▸ GIVEN ENTRIES:

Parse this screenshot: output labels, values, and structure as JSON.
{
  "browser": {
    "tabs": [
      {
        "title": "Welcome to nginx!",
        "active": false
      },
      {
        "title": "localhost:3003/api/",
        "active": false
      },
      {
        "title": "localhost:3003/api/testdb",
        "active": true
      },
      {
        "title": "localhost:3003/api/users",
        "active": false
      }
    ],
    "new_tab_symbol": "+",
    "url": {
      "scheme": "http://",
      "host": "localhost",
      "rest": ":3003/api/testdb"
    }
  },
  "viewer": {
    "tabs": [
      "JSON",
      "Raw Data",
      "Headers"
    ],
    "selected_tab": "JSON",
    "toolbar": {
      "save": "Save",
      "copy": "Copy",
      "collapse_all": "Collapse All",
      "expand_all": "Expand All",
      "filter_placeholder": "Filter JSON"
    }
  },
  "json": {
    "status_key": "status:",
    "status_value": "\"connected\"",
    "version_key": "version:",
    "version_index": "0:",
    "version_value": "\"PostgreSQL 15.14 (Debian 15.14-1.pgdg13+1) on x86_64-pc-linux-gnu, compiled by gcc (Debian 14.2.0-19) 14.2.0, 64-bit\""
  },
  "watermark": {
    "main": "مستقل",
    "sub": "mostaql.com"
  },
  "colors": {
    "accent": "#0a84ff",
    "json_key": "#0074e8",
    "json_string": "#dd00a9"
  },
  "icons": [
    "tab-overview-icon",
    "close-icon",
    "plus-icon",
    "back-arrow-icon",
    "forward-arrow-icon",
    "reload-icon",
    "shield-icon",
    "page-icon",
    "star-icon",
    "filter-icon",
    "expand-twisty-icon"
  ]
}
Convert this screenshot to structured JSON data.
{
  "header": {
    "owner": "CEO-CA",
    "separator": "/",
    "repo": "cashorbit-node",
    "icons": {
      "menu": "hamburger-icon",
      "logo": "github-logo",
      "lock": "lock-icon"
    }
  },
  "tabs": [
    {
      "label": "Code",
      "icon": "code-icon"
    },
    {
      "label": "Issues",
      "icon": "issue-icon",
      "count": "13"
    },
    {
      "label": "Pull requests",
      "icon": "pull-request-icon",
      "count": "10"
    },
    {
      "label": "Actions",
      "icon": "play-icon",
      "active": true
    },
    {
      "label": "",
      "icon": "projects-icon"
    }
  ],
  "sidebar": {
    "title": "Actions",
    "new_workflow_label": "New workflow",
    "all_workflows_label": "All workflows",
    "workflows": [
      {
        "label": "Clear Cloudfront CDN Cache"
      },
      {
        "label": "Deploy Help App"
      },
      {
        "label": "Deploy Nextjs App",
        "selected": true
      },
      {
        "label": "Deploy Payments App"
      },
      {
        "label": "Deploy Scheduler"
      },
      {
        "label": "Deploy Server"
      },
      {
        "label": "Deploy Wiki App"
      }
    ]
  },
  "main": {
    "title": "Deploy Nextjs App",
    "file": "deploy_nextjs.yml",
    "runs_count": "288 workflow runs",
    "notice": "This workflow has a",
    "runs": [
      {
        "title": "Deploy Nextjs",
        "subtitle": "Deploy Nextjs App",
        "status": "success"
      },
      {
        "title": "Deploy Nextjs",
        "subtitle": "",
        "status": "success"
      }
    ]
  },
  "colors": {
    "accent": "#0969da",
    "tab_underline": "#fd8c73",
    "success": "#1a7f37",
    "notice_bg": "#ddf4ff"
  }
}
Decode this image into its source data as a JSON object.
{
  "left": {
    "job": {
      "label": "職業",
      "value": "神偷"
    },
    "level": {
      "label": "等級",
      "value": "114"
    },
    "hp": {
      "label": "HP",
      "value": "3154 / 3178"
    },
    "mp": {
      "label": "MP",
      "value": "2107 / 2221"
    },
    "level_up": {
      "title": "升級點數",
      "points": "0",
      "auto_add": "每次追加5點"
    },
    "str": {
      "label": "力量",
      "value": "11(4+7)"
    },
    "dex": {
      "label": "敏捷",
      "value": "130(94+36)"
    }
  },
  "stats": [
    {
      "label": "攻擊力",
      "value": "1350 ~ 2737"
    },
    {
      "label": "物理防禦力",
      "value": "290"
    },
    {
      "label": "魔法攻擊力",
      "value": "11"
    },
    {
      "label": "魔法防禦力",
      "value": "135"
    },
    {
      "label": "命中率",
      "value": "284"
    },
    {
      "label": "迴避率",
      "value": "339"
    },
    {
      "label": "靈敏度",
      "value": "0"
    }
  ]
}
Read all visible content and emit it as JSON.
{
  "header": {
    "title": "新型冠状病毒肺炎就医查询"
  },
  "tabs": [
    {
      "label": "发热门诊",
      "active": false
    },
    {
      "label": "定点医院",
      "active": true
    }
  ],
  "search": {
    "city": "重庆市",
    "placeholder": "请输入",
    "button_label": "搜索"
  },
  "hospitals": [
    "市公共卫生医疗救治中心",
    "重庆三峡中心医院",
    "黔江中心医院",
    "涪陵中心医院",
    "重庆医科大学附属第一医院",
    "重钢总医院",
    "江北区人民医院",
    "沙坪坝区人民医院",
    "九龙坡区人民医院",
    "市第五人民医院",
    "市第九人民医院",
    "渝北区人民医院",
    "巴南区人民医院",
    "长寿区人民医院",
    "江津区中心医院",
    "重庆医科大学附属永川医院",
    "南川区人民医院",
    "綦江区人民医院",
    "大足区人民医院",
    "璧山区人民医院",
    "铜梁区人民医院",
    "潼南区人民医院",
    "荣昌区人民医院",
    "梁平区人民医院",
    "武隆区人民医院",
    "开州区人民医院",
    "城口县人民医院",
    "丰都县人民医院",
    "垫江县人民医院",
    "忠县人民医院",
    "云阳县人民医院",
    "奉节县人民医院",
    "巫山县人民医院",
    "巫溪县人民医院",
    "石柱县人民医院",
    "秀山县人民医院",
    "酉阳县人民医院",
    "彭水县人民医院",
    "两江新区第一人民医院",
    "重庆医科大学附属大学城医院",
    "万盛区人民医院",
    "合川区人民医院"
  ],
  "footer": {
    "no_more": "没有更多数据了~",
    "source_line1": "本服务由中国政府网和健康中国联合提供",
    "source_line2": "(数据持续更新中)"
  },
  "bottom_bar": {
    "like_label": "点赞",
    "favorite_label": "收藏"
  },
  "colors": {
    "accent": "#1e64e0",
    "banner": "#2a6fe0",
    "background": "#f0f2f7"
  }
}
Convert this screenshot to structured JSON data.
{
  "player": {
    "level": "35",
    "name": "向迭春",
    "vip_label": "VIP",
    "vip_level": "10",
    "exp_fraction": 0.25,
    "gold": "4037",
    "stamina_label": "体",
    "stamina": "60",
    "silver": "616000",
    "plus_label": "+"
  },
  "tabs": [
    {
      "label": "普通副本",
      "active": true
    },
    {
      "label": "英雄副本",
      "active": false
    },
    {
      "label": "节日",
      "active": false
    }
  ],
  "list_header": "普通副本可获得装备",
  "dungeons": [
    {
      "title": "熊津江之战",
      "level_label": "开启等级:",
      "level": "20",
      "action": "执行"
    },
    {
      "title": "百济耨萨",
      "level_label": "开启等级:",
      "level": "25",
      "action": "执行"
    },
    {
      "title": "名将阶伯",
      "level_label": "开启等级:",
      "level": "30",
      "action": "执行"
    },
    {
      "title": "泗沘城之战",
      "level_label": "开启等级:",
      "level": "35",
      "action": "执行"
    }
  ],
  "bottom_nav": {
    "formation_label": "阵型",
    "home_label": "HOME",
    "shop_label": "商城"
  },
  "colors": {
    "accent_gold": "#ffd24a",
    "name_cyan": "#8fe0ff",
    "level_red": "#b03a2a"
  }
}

▸ TASK REQUIREMENTS: Repeat every line of the data, exactly and in full.

▸ TASK ANSWER:
Parse this screenshot: output labels, values, and structure as JSON.
{
  "browser": {
    "tabs": [
      {
        "title": "Welcome to nginx!",
        "active": false
      },
      {
        "title": "localhost:3003/api/",
        "active": false
      },
      {
        "title": "localhost:3003/api/testdb",
        "active": true
      },
      {
        "title": "localhost:3003/api/users",
        "active": false
      }
    ],
    "new_tab_symbol": "+",
    "url": {
      "scheme": "http://",
      "host": "localhost",
      "rest": ":3003/api/testdb"
    }
  },
  "viewer": {
    "tabs": [
      "JSON",
      "Raw Data",
      "Headers"
    ],
    "selected_tab": "JSON",
    "toolbar": {
      "save": "Save",
      "copy": "Copy",
      "collapse_all": "Collapse All",
      "expand_all": "Expand All",
      "filter_placeholder": "Filter JSON"
    }
  },
  "json": {
    "status_key": "status:",
    "status_value": "\"connected\"",
    "version_key": "version:",
    "version_index": "0:",
    "version_value": "\"PostgreSQL 15.14 (Debian 15.14-1.pgdg13+1) on x86_64-pc-linux-gnu, compiled by gcc (Debian 14.2.0-19) 14.2.0, 64-bit\""
  },
  "watermark": {
    "main": "مستقل",
    "sub": "mostaql.com"
  },
  "colors": {
    "accent": "#0a84ff",
    "json_key": "#0074e8",
    "json_string": "#dd00a9"
  },
  "icons": [
    "tab-overview-icon",
    "close-icon",
    "plus-icon",
    "back-arrow-icon",
    "forward-arrow-icon",
    "reload-icon",
    "shield-icon",
    "page-icon",
    "star-icon",
    "filter-icon",
    "expand-twisty-icon"
  ]
}
Convert this screenshot to structured JSON data.
{
  "header": {
    "owner": "CEO-CA",
    "separator": "/",
    "repo": "cashorbit-node",
    "icons": {
      "menu": "hamburger-icon",
      "logo": "github-logo",
      "lock": "lock-icon"
    }
  },
  "tabs": [
    {
      "label": "Code",
      "icon": "code-icon"
    },
    {
      "label": "Issues",
      "icon": "issue-icon",
      "count": "13"
    },
    {
      "label": "Pull requests",
      "icon": "pull-request-icon",
      "count": "10"
    },
    {
      "label": "Actions",
      "icon": "play-icon",
      "active": true
    },
    {
      "label": "",
      "icon": "projects-icon"
    }
  ],
  "sidebar": {
    "title": "Actions",
    "new_workflow_label": "New workflow",
    "all_workflows_label": "All workflows",
    "workflows": [
      {
        "label": "Clear Cloudfront CDN Cache"
      },
      {
        "label": "Deploy Help App"
      },
      {
        "label": "Deploy Nextjs App",
        "selected": true
      },
      {
        "label": "Deploy Payments App"
      },
      {
        "label": "Deploy Scheduler"
      },
      {
        "label": "Deploy Server"
      },
      {
        "label": "Deploy Wiki App"
      }
    ]
  },
  "main": {
    "title": "Deploy Nextjs App",
    "file": "deploy_nextjs.yml",
    "runs_count": "288 workflow runs",
    "notice": "This workflow has a",
    "runs": [
      {
        "title": "Deploy Nextjs",
        "subtitle": "Deploy Nextjs App",
        "status": "success"
      },
      {
        "title": "Deploy Nextjs",
        "subtitle": "",
        "status": "success"
      }
    ]
  },
  "colors": {
    "accent": "#0969da",
    "tab_underline": "#fd8c73",
    "success": "#1a7f37",
    "notice_bg": "#ddf4ff"
  }
}
Decode this image into its source data as a JSON object.
{
  "left": {
    "job": {
      "label": "職業",
      "value": "神偷"
    },
    "level": {
      "label": "等級",
      "value": "114"
    },
    "hp": {
      "label": "HP",
      "value": "3154 / 3178"
    },
    "mp": {
      "label": "MP",
      "value": "2107 / 2221"
    },
    "level_up": {
      "title": "升級點數",
      "points": "0",
      "auto_add": "每次追加5點"
    },
    "str": {
      "label": "力量",
      "value": "11(4+7)"
    },
    "dex": {
      "label": "敏捷",
      "value": "130(94+36)"
    }
  },
  "stats": [
    {
      "label": "攻擊力",
      "value": "1350 ~ 2737"
    },
    {
      "label": "物理防禦力",
      "value": "290"
    },
    {
      "label": "魔法攻擊力",
      "value": "11"
    },
    {
      "label": "魔法防禦力",
      "value": "135"
    },
    {
      "label": "命中率",
      "value": "284"
    },
    {
      "label": "迴避率",
      "value": "339"
    },
    {
      "label": "靈敏度",
      "value": "0"
    }
  ]
}
Read all visible content and emit it as JSON.
{
  "header": {
    "title": "新型冠状病毒肺炎就医查询"
  },
  "tabs": [
    {
      "label": "发热门诊",
      "active": false
    },
    {
      "label": "定点医院",
      "active": true
    }
  ],
  "search": {
    "city": "重庆市",
    "placeholder": "请输入",
    "button_label": "搜索"
  },
  "hospitals": [
    "市公共卫生医疗救治中心",
    "重庆三峡中心医院",
    "黔江中心医院",
    "涪陵中心医院",
    "重庆医科大学附属第一医院",
    "重钢总医院",
    "江北区人民医院",
    "沙坪坝区人民医院",
    "九龙坡区人民医院",
    "市第五人民医院",
    "市第九人民医院",
    "渝北区人民医院",
    "巴南区人民医院",
    "长寿区人民医院",
    "江津区中心医院",
    "重庆医科大学附属永川医院",
    "南川区人民医院",
    "綦江区人民医院",
    "大足区人民医院",
    "璧山区人民医院",
    "铜梁区人民医院",
    "潼南区人民医院",
    "荣昌区人民医院",
    "梁平区人民医院",
    "武隆区人民医院",
    "开州区人民医院",
    "城口县人民医院",
    "丰都县人民医院",
    "垫江县人民医院",
    "忠县人民医院",
    "云阳县人民医院",
    "奉节县人民医院",
    "巫山县人民医院",
    "巫溪县人民医院",
    "石柱县人民医院",
    "秀山县人民医院",
    "酉阳县人民医院",
    "彭水县人民医院",
    "两江新区第一人民医院",
    "重庆医科大学附属大学城医院",
    "万盛区人民医院",
    "合川区人民医院"
  ],
  "footer": {
    "no_more": "没有更多数据了~",
    "source_line1": "本服务由中国政府网和健康中国联合提供",
    "source_line2": "(数据持续更新中)"
  },
  "bottom_bar": {
    "like_label": "点赞",
    "favorite_label": "收藏"
  },
  "colors": {
    "accent": "#1e64e0",
    "banner": "#2a6fe0",
    "background": "#f0f2f7"
  }
}
Convert this screenshot to structured JSON data.
{
  "player": {
    "level": "35",
    "name": "向迭春",
    "vip_label": "VIP",
    "vip_level": "10",
    "exp_fraction": 0.25,
    "gold": "4037",
    "stamina_label": "体",
    "stamina": "60",
    "silver": "616000",
    "plus_label": "+"
  },
  "tabs": [
    {
      "label": "普通副本",
      "active": true
    },
    {
      "label": "英雄副本",
      "active": false
    },
    {
      "label": "节日",
      "active": false
    }
  ],
  "list_header": "普通副本可获得装备",
  "dungeons": [
    {
      "title": "熊津江之战",
      "level_label": "开启等级:",
      "level": "20",
      "action": "执行"
    },
    {
      "title": "百济耨萨",
      "level_label": "开启等级:",
      "level": "25",
      "action": "执行"
    },
    {
      "title": "名将阶伯",
      "level_label": "开启等级:",
      "level": "30",
      "action": "执行"
    },
    {
      "title": "泗沘城之战",
      "level_label": "开启等级:",
      "level": "35",
      "action": "执行"
    }
  ],
  "bottom_nav": {
    "formation_label": "阵型",
    "home_label": "HOME",
    "shop_label": "商城"
  },
  "colors": {
    "accent_gold": "#ffd24a",
    "name_cyan": "#8fe0ff",
    "level_red": "#b03a2a"
  }
}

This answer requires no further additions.